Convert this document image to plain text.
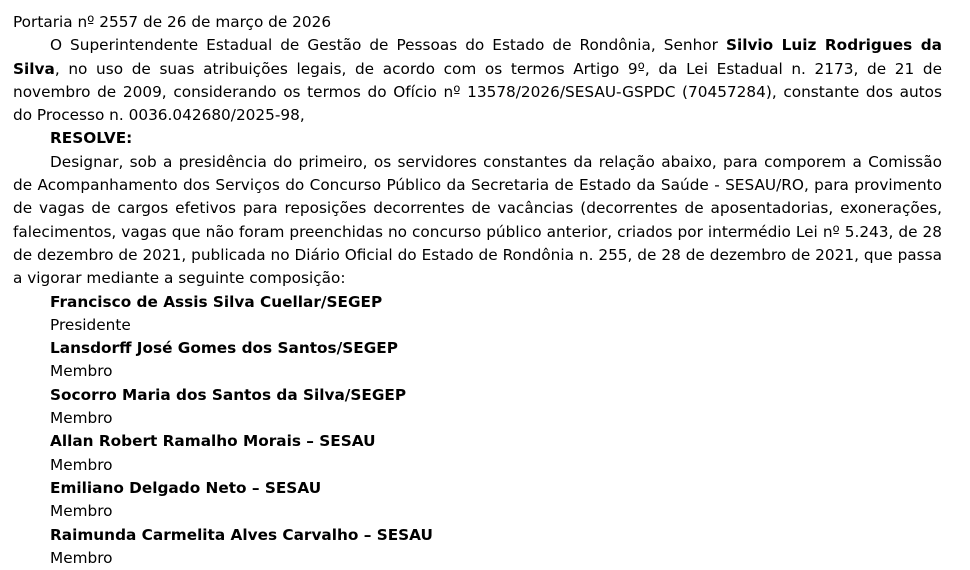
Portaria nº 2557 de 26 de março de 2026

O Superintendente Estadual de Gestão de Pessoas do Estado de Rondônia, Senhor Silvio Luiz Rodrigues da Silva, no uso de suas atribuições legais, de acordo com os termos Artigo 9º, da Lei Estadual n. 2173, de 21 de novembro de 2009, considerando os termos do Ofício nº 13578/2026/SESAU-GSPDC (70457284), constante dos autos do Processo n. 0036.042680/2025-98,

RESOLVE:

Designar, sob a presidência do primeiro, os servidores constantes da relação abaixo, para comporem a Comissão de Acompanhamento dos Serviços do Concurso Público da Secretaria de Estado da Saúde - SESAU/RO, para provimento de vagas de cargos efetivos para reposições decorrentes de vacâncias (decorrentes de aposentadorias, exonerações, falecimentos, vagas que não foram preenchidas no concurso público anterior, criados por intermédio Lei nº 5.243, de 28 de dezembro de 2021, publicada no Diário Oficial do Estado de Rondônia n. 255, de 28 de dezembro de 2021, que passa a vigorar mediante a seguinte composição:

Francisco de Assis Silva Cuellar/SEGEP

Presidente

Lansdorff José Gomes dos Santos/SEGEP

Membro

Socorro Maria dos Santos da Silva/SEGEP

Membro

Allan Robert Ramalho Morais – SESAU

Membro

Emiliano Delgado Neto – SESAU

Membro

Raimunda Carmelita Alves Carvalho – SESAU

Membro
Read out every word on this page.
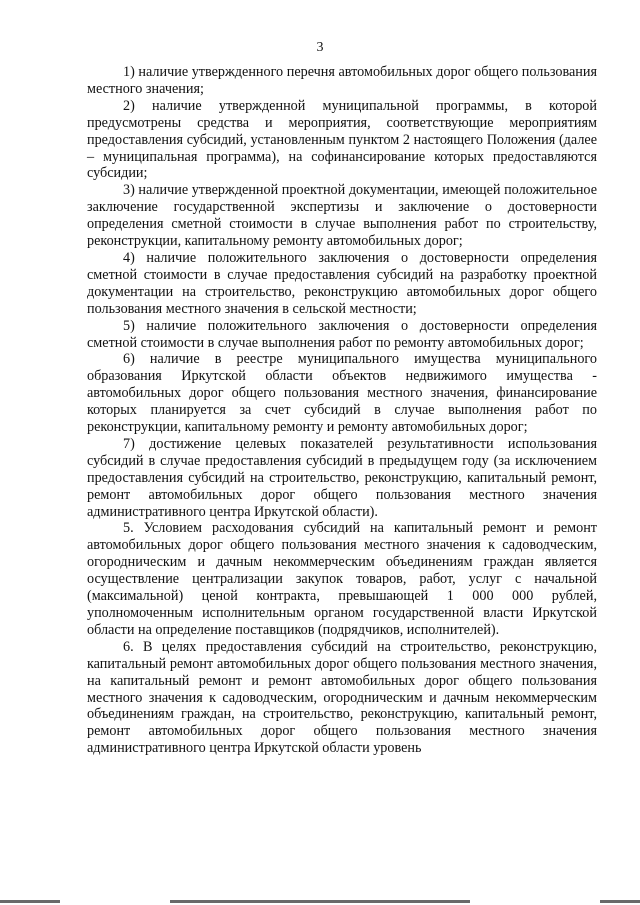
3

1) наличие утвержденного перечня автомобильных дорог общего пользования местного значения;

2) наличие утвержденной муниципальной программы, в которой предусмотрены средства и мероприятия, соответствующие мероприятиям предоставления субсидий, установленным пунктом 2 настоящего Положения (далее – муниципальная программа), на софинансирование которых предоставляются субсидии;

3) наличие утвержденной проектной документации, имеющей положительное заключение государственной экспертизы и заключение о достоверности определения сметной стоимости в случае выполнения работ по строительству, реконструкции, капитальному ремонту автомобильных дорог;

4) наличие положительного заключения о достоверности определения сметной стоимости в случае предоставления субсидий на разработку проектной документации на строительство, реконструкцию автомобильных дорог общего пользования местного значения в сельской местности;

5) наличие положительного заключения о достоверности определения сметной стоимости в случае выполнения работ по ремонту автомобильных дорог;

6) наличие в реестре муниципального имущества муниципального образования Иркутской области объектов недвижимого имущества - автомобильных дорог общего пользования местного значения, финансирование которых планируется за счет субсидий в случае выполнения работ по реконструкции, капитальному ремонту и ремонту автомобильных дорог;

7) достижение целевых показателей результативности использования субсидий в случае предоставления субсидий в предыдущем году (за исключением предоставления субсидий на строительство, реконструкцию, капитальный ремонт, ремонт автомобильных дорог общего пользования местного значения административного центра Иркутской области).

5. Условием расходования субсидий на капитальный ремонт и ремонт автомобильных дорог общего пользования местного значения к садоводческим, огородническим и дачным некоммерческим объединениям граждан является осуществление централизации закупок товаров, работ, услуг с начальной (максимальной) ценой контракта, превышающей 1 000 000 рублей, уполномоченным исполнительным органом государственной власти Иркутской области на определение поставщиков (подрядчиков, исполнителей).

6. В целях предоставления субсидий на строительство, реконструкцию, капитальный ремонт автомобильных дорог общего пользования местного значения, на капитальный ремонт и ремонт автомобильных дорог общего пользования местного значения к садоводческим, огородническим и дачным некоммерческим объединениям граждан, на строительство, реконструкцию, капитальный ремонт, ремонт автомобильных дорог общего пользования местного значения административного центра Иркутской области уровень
★ ★ ★ ★
Required task » Find the lines containing "проектной" and list every one of them.

Written solution »
3) наличие утвержденной проектной документации, имеющей положительное заключение государственной экспертизы и заключение о достоверности определения сметной стоимости в случае выполнения работ по строительству, реконструкции, капитальному ремонту автомобильных дорог;
4) наличие положительного заключения о достоверности определения сметной стоимости в случае предоставления субсидий на разработку проектной документации на строительство, реконструкцию автомобильных дорог общего пользования местного значения в сельской местности;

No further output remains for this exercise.